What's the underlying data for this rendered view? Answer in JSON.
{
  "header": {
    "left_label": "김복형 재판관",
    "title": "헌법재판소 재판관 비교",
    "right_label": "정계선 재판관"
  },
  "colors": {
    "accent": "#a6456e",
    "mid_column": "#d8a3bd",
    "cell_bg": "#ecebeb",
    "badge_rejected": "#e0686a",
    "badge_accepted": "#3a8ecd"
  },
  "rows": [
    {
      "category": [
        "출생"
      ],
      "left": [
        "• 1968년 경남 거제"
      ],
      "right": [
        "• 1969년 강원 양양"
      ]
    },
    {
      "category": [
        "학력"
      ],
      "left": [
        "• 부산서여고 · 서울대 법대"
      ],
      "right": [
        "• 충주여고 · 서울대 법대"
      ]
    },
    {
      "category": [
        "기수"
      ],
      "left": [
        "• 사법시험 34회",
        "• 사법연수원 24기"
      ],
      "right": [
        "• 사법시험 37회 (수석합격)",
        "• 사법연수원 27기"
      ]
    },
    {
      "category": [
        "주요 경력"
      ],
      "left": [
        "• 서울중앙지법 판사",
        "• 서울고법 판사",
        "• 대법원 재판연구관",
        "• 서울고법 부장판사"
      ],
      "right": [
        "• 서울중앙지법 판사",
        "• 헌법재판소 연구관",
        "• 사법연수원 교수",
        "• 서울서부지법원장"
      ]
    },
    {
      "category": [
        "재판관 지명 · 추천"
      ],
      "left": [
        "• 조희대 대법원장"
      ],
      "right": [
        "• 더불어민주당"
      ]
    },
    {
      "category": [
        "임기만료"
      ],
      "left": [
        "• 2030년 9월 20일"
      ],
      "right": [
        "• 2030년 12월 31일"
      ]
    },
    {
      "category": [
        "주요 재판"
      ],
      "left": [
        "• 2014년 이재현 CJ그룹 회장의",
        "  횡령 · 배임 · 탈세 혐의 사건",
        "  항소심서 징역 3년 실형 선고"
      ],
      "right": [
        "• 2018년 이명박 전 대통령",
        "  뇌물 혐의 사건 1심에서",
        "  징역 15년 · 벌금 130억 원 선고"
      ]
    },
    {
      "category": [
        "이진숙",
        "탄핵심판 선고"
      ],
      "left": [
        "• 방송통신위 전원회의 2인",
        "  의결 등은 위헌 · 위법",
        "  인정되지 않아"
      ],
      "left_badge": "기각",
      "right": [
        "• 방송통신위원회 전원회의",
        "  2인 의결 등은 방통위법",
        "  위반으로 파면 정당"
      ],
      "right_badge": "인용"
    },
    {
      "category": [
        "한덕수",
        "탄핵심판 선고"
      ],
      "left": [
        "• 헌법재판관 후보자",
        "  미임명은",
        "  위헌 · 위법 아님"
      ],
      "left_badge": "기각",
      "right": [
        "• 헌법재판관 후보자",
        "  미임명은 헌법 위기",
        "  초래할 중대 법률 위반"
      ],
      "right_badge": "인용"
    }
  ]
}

+++

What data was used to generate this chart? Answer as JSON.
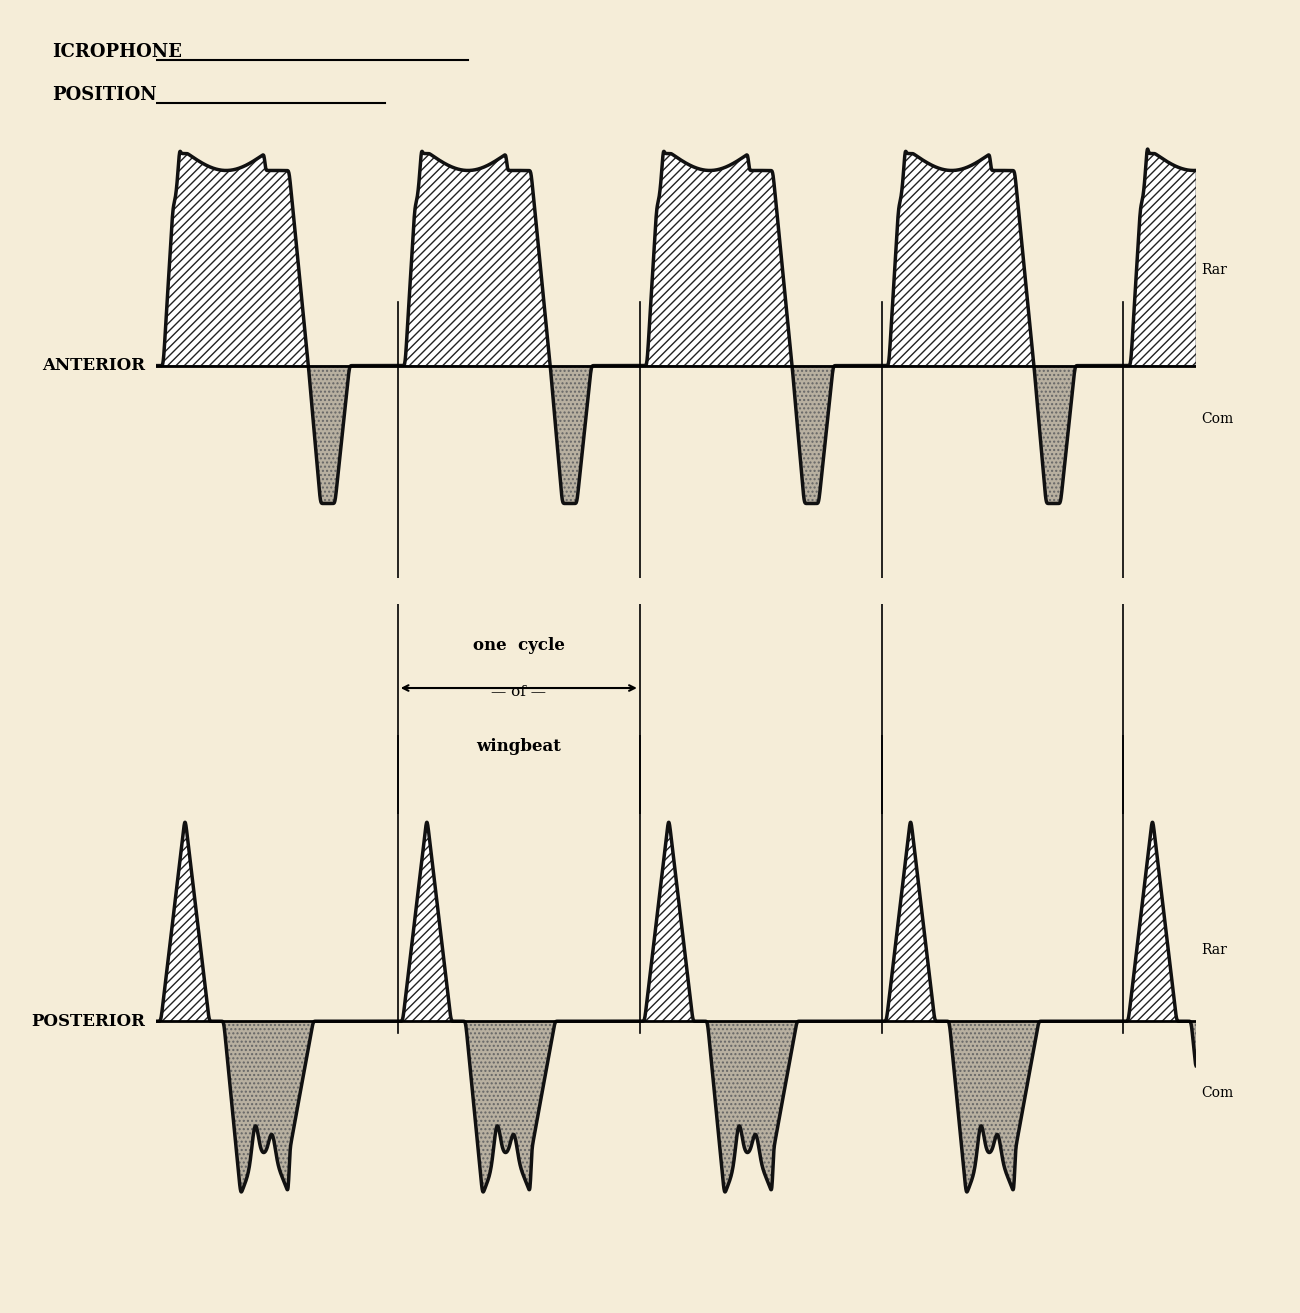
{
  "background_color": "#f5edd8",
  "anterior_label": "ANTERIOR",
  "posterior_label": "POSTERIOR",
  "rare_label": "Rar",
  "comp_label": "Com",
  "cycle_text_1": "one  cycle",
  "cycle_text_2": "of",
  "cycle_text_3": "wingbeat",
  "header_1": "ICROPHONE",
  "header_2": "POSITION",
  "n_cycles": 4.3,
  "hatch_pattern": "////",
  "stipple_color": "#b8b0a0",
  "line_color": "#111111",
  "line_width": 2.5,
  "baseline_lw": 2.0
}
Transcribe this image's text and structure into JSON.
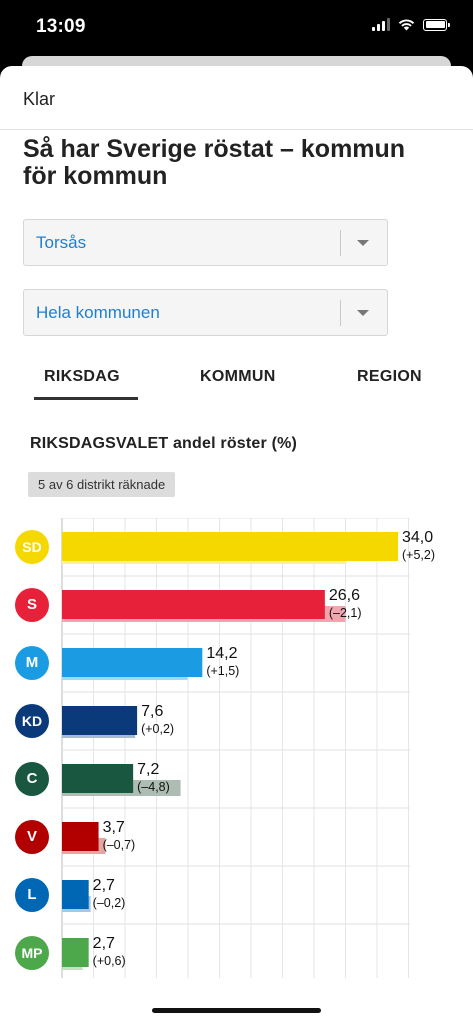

+++

◆ Task description
Keep the pictures out, and extract only the lines that begin at the one containing "What data was" and end at the one containing "Transcribe this image's", inclusive.

◆ Correct answer
What data was used to generate this chart? Answer as JSON.
{
  "background_color": "#f5edd8",
  "anterior_label": "ANTERIOR",
  "posterior_label": "POSTERIOR",
  "rare_label": "Rar",
  "comp_label": "Com",
  "cycle_text_1": "one  cycle",
  "cycle_text_2": "of",
  "cycle_text_3": "wingbeat",
  "header_1": "ICROPHONE",
  "header_2": "POSITION",
  "n_cycles": 4.3,
  "hatch_pattern": "////",
  "stipple_color": "#b8b0a0",
  "line_color": "#111111",
  "line_width": 2.5,
  "baseline_lw": 2.0
}
Transcribe this image's text and structure into JSON.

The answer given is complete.